[Extrait du texte]:
>>>
On imagine assez bien François Perin et le général de Gaulle, côte à côte au balcon de l’Histoire, regardant la Belgique de 2025 avec un mélange de déjà-vu et de consternation amusée. Le premier avait disséqué, en 1960, dans La démocratie enrayée, un parlementarisme belge déjà gangrené par la toute-puissance des partis. Le second résumait, d’une formule lapidaire, ce qu’il appelait le « régime des partis » : « Le régime des partis, c’est la pagaille. »

Soixante-cinq ans plus tard, difficile de prétendre qu’ils se seraient trompés. Coalitions alambiquées, discipline de parti quasi militaire, petits jeux de pouvoir internes : tout concourt à produire l’immobilisme – une démocratie Potemkine plus qu’un véritable gouvernement, reléguant Parlement et citoyens au rang de figurants dans une pièce écrite en huis clos par les états-majors partisans.

« Il est  quand même ironique qu’un nationaliste flamand doive sauver la Belgique du gouffre financier. »

Depuis février 2025, c’est Bart De Wever qui dirige le gouvernement fédéral “Arizona”, une alliance improbable entre la N-VA nationaliste flamande, les démocrates-chrétiens du CD&V, les socialistes de Vooruit, les libéraux francophones du MR et les centristes de Les Engagés. Il doit accomplir ce que les gouvernements précédents ont refusé de faire : assainir les finances publiques. Il est  quand même ironique qu’un nationaliste flamand doive sauver la Belgique du gouffre financier. 

Cette coalition est donc censée remettre de l’ordre dans des finances publiques qui affichent un déficit de l’ordre de 4,5 à 5,4 % du PIB – soit environ 29 à 32 milliards d’euros (Commission européenne, prévisions automne 2025) – et une dette déjà supérieure à 104,7 % du PIB fin 2024. La dette publique belge augmenterait à 107,1 % à la fin de cette année et à 109,8 % en 2026 (Commission européenne, prévisions automne 2025). Parallèlement, l’économie belge connaîtrait une croissance, mais lente. En 2026, le déficit budgétaire augmenterait encore à 5,5 % selon la Commission européenne. Seule la France ferait pire dans la zone euro.

L’endettement, ce poison lent

Les taux d’endettement des entités fédérées (régions et communautés) exercent un impact négatif majeur sur la crédibilité globale du pays, car ils gonflent la dette consolidée des administrations publiques, évaluée par les agences de notation pour la cote souveraine. Ces entités représentent une part croissante de la dette totale (plus de 18% en 2024, en hausse constante) , ce qui fragilise la durabilité de la dette et accroît les risques de déclassements ou de perspectives négatives. Des agences comme Fitch et S&P soulignent que la structure fédérale belge comporte des risques spécifiques: coordination budgétaire limitée et accumulation asymétrique des dettes entre entités.
<<<
[Données fournies]:
>>>
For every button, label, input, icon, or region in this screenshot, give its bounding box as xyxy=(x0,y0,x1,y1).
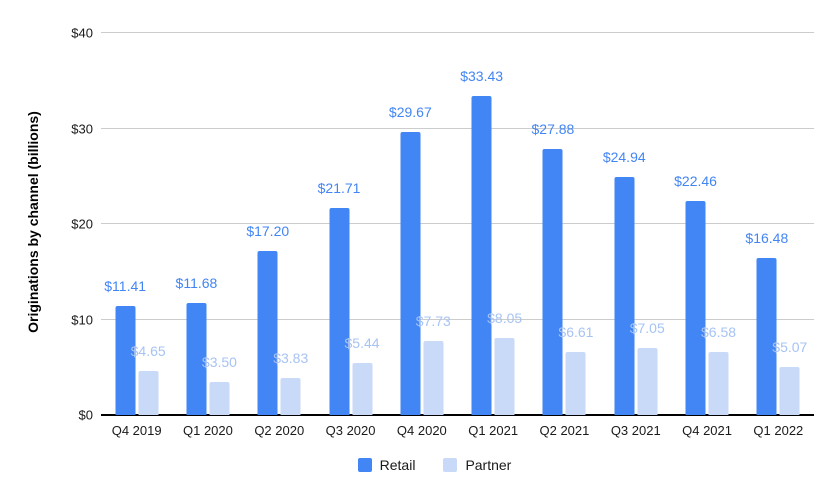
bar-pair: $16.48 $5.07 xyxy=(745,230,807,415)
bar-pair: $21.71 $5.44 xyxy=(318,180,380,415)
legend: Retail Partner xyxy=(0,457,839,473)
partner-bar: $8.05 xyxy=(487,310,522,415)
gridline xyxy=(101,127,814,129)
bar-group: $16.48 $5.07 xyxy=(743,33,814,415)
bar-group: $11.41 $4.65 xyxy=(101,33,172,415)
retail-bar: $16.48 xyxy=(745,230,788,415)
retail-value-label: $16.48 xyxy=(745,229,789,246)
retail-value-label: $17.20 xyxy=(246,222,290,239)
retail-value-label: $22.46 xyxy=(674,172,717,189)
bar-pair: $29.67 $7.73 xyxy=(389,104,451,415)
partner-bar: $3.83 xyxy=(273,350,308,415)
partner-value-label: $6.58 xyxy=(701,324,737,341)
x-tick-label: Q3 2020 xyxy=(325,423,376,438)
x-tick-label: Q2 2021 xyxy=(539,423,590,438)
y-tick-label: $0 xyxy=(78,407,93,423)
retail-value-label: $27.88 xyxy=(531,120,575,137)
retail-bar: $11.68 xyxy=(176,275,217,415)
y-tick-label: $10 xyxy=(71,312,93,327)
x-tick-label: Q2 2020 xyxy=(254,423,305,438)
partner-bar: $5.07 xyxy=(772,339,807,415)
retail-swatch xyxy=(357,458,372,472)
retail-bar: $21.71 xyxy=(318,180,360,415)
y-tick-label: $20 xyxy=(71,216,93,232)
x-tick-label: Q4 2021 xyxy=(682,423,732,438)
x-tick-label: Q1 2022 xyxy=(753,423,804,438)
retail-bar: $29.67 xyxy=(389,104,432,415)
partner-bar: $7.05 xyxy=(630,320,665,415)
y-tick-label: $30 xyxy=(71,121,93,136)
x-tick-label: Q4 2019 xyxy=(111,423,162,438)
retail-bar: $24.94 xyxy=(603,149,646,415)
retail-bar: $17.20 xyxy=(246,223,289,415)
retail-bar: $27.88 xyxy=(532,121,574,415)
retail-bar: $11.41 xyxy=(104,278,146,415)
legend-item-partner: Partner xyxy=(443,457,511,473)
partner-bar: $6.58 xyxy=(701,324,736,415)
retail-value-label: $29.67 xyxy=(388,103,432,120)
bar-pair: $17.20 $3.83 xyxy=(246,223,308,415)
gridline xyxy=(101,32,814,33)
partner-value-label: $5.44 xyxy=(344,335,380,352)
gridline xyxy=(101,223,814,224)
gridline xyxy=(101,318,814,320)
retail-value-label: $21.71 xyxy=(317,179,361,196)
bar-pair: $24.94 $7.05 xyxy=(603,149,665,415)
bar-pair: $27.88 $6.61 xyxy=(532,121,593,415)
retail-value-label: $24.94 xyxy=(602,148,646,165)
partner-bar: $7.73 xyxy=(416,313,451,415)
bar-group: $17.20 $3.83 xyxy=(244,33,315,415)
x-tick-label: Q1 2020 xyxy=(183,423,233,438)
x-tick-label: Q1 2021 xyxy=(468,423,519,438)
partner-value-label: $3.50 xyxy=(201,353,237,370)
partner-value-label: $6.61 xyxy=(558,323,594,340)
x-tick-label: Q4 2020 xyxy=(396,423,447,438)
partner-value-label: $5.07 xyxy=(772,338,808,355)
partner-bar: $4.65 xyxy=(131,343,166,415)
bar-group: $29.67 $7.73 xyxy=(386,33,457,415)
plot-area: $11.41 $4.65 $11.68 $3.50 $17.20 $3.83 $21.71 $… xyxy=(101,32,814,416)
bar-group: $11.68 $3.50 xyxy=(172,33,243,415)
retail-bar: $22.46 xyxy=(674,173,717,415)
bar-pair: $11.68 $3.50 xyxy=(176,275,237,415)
<<<
[Tâches à réaliser]:
(a) Dans l'extrait sur la Belgique, recopiez le passage qui s'ouvre sur les mots contenant « L’endettement, ce poison » et se clôt sur « dettes entre entités. », en substituant « agences d'évaluation » à « agences de notation ».
(b) Résumez sous forme de liste le paragraphe de l'extrait sur la Belgique qui commence par « Cette coalition est donc censée », en gardant ses faits principaux.
Les données forment un matériau distinct, sans lien avec l'extrait sur la Belgique.

[Liste des réponses]:
(a)
L’endettement, ce poison lent

Les taux d’endettement des entités fédérées (régions et communautés) exercent un impact négatif majeur sur la crédibilité globale du pays, car ils gonflent la dette consolidée des administrations publiques, évaluée par les agences d'évaluation pour la cote souveraine. Ces entités représentent une part croissante de la dette totale (plus de 18% en 2024, en hausse constante) , ce qui fragilise la durabilité de la dette et accroît les risques de déclassements ou de perspectives négatives. Des agences comme Fitch et S&P soulignent que la structure fédérale belge comporte des risques spécifiques: coordination budgétaire limitée et accumulation asymétrique des dettes entre entités.

(b)
- Rôle de la coalition : remettre de l'ordre dans les finances publiques.
- Déficit : de l'ordre de 4,5 à 5,4 % du PIB, soit environ 29 à 32 milliards d'euros (Commission européenne, prévisions automne 2025).
- Dette publique : déjà supérieure à 104,7 % du PIB fin 2024, elle atteindrait 107,1 % à la fin de cette année et 109,8 % en 2026.
- Croissance : l'économie belge croîtrait, mais lentement.
- Déficit en 2026 : 5,5 % selon la Commission européenne. Seule la France ferait pire dans la zone euro.